[Entries with figure data]
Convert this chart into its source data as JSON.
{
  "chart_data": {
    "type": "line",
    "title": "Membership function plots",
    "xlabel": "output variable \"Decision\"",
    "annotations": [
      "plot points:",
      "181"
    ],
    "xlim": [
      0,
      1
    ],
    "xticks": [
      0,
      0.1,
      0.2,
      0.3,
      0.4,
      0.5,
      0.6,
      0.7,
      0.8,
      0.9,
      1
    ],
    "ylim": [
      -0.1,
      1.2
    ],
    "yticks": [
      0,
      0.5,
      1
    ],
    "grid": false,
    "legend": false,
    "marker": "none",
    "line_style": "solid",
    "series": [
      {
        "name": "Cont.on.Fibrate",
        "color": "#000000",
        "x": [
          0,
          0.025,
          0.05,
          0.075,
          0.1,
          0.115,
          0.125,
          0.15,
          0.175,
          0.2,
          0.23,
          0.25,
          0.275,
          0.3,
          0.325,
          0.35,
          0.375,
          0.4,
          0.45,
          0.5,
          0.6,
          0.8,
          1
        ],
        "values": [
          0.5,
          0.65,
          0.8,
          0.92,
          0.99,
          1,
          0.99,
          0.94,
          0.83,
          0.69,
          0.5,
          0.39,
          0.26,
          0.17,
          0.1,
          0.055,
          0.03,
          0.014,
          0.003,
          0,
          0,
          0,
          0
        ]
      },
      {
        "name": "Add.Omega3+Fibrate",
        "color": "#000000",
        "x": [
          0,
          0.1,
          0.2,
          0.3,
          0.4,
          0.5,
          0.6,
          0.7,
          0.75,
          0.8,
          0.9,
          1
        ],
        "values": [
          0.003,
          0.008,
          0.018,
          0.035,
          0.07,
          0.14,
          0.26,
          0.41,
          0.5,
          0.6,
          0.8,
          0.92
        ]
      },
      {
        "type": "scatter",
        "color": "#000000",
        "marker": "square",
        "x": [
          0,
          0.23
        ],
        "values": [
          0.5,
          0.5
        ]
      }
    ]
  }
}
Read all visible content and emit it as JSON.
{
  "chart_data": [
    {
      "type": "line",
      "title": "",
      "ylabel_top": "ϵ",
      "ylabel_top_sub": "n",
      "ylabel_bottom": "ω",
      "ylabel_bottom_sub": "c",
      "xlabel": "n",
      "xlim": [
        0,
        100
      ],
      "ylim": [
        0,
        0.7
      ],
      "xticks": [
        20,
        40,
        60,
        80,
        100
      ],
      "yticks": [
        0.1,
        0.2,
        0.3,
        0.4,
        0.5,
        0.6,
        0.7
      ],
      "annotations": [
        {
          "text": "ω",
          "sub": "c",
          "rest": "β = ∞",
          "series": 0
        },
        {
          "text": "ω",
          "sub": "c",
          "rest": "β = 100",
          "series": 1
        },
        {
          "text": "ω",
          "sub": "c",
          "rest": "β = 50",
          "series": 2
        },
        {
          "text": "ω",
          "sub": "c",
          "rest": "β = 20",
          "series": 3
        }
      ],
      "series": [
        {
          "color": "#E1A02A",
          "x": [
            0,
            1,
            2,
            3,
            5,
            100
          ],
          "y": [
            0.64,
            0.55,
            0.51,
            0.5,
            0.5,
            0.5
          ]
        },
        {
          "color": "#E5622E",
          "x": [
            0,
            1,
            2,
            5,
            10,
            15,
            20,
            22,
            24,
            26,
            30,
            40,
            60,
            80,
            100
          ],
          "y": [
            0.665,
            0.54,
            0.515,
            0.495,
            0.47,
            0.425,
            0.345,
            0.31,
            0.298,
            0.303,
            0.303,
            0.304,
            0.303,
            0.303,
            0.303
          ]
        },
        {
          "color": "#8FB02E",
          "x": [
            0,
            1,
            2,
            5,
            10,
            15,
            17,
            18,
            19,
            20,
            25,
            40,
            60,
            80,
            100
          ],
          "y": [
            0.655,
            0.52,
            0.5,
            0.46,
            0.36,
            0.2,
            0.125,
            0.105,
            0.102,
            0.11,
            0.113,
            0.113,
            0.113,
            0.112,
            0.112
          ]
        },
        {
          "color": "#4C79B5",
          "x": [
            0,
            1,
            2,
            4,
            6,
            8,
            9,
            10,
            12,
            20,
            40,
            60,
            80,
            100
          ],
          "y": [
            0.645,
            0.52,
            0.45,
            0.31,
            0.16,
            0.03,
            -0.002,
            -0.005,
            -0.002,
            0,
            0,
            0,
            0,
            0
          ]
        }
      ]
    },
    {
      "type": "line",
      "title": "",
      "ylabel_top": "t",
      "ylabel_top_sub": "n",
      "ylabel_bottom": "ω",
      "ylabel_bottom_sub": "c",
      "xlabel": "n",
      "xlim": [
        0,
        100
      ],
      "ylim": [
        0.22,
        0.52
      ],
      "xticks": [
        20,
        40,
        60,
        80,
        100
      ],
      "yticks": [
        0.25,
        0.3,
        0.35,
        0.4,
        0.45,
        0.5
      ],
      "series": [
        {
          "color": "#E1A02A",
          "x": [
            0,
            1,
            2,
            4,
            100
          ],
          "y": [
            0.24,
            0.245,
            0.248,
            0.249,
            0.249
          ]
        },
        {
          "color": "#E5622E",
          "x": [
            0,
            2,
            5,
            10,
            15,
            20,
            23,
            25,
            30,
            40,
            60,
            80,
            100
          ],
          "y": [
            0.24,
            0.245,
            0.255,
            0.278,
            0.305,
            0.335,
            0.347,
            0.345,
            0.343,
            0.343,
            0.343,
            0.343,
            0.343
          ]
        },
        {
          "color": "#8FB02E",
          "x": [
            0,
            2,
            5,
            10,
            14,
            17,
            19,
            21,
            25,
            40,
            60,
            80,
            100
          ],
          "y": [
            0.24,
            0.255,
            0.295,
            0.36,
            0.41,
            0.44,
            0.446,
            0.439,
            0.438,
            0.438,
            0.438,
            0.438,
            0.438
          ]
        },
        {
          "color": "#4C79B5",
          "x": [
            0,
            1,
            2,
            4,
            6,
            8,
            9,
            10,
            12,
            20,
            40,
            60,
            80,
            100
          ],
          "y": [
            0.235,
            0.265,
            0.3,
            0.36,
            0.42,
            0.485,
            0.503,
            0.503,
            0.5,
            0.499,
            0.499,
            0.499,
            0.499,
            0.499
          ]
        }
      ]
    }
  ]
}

● **Exercise requirements**: Output the records exactly, including every line.

● **Written response**:
Convert this chart into its source data as JSON.
{
  "chart_data": {
    "type": "line",
    "title": "Membership function plots",
    "xlabel": "output variable \"Decision\"",
    "annotations": [
      "plot points:",
      "181"
    ],
    "xlim": [
      0,
      1
    ],
    "xticks": [
      0,
      0.1,
      0.2,
      0.3,
      0.4,
      0.5,
      0.6,
      0.7,
      0.8,
      0.9,
      1
    ],
    "ylim": [
      -0.1,
      1.2
    ],
    "yticks": [
      0,
      0.5,
      1
    ],
    "grid": false,
    "legend": false,
    "marker": "none",
    "line_style": "solid",
    "series": [
      {
        "name": "Cont.on.Fibrate",
        "color": "#000000",
        "x": [
          0,
          0.025,
          0.05,
          0.075,
          0.1,
          0.115,
          0.125,
          0.15,
          0.175,
          0.2,
          0.23,
          0.25,
          0.275,
          0.3,
          0.325,
          0.35,
          0.375,
          0.4,
          0.45,
          0.5,
          0.6,
          0.8,
          1
        ],
        "values": [
          0.5,
          0.65,
          0.8,
          0.92,
          0.99,
          1,
          0.99,
          0.94,
          0.83,
          0.69,
          0.5,
          0.39,
          0.26,
          0.17,
          0.1,
          0.055,
          0.03,
          0.014,
          0.003,
          0,
          0,
          0,
          0
        ]
      },
      {
        "name": "Add.Omega3+Fibrate",
        "color": "#000000",
        "x": [
          0,
          0.1,
          0.2,
          0.3,
          0.4,
          0.5,
          0.6,
          0.7,
          0.75,
          0.8,
          0.9,
          1
        ],
        "values": [
          0.003,
          0.008,
          0.018,
          0.035,
          0.07,
          0.14,
          0.26,
          0.41,
          0.5,
          0.6,
          0.8,
          0.92
        ]
      },
      {
        "type": "scatter",
        "color": "#000000",
        "marker": "square",
        "x": [
          0,
          0.23
        ],
        "values": [
          0.5,
          0.5
        ]
      }
    ]
  }
}
Read all visible content and emit it as JSON.
{
  "chart_data": [
    {
      "type": "line",
      "title": "",
      "ylabel_top": "ϵ",
      "ylabel_top_sub": "n",
      "ylabel_bottom": "ω",
      "ylabel_bottom_sub": "c",
      "xlabel": "n",
      "xlim": [
        0,
        100
      ],
      "ylim": [
        0,
        0.7
      ],
      "xticks": [
        20,
        40,
        60,
        80,
        100
      ],
      "yticks": [
        0.1,
        0.2,
        0.3,
        0.4,
        0.5,
        0.6,
        0.7
      ],
      "annotations": [
        {
          "text": "ω",
          "sub": "c",
          "rest": "β = ∞",
          "series": 0
        },
        {
          "text": "ω",
          "sub": "c",
          "rest": "β = 100",
          "series": 1
        },
        {
          "text": "ω",
          "sub": "c",
          "rest": "β = 50",
          "series": 2
        },
        {
          "text": "ω",
          "sub": "c",
          "rest": "β = 20",
          "series": 3
        }
      ],
      "series": [
        {
          "color": "#E1A02A",
          "x": [
            0,
            1,
            2,
            3,
            5,
            100
          ],
          "y": [
            0.64,
            0.55,
            0.51,
            0.5,
            0.5,
            0.5
          ]
        },
        {
          "color": "#E5622E",
          "x": [
            0,
            1,
            2,
            5,
            10,
            15,
            20,
            22,
            24,
            26,
            30,
            40,
            60,
            80,
            100
          ],
          "y": [
            0.665,
            0.54,
            0.515,
            0.495,
            0.47,
            0.425,
            0.345,
            0.31,
            0.298,
            0.303,
            0.303,
            0.304,
            0.303,
            0.303,
            0.303
          ]
        },
        {
          "color": "#8FB02E",
          "x": [
            0,
            1,
            2,
            5,
            10,
            15,
            17,
            18,
            19,
            20,
            25,
            40,
            60,
            80,
            100
          ],
          "y": [
            0.655,
            0.52,
            0.5,
            0.46,
            0.36,
            0.2,
            0.125,
            0.105,
            0.102,
            0.11,
            0.113,
            0.113,
            0.113,
            0.112,
            0.112
          ]
        },
        {
          "color": "#4C79B5",
          "x": [
            0,
            1,
            2,
            4,
            6,
            8,
            9,
            10,
            12,
            20,
            40,
            60,
            80,
            100
          ],
          "y": [
            0.645,
            0.52,
            0.45,
            0.31,
            0.16,
            0.03,
            -0.002,
            -0.005,
            -0.002,
            0,
            0,
            0,
            0,
            0
          ]
        }
      ]
    },
    {
      "type": "line",
      "title": "",
      "ylabel_top": "t",
      "ylabel_top_sub": "n",
      "ylabel_bottom": "ω",
      "ylabel_bottom_sub": "c",
      "xlabel": "n",
      "xlim": [
        0,
        100
      ],
      "ylim": [
        0.22,
        0.52
      ],
      "xticks": [
        20,
        40,
        60,
        80,
        100
      ],
      "yticks": [
        0.25,
        0.3,
        0.35,
        0.4,
        0.45,
        0.5
      ],
      "series": [
        {
          "color": "#E1A02A",
          "x": [
            0,
            1,
            2,
            4,
            100
          ],
          "y": [
            0.24,
            0.245,
            0.248,
            0.249,
            0.249
          ]
        },
        {
          "color": "#E5622E",
          "x": [
            0,
            2,
            5,
            10,
            15,
            20,
            23,
            25,
            30,
            40,
            60,
            80,
            100
          ],
          "y": [
            0.24,
            0.245,
            0.255,
            0.278,
            0.305,
            0.335,
            0.347,
            0.345,
            0.343,
            0.343,
            0.343,
            0.343,
            0.343
          ]
        },
        {
          "color": "#8FB02E",
          "x": [
            0,
            2,
            5,
            10,
            14,
            17,
            19,
            21,
            25,
            40,
            60,
            80,
            100
          ],
          "y": [
            0.24,
            0.255,
            0.295,
            0.36,
            0.41,
            0.44,
            0.446,
            0.439,
            0.438,
            0.438,
            0.438,
            0.438,
            0.438
          ]
        },
        {
          "color": "#4C79B5",
          "x": [
            0,
            1,
            2,
            4,
            6,
            8,
            9,
            10,
            12,
            20,
            40,
            60,
            80,
            100
          ],
          "y": [
            0.235,
            0.265,
            0.3,
            0.36,
            0.42,
            0.485,
            0.503,
            0.503,
            0.5,
            0.499,
            0.499,
            0.499,
            0.499,
            0.499
          ]
        }
      ]
    }
  ]
}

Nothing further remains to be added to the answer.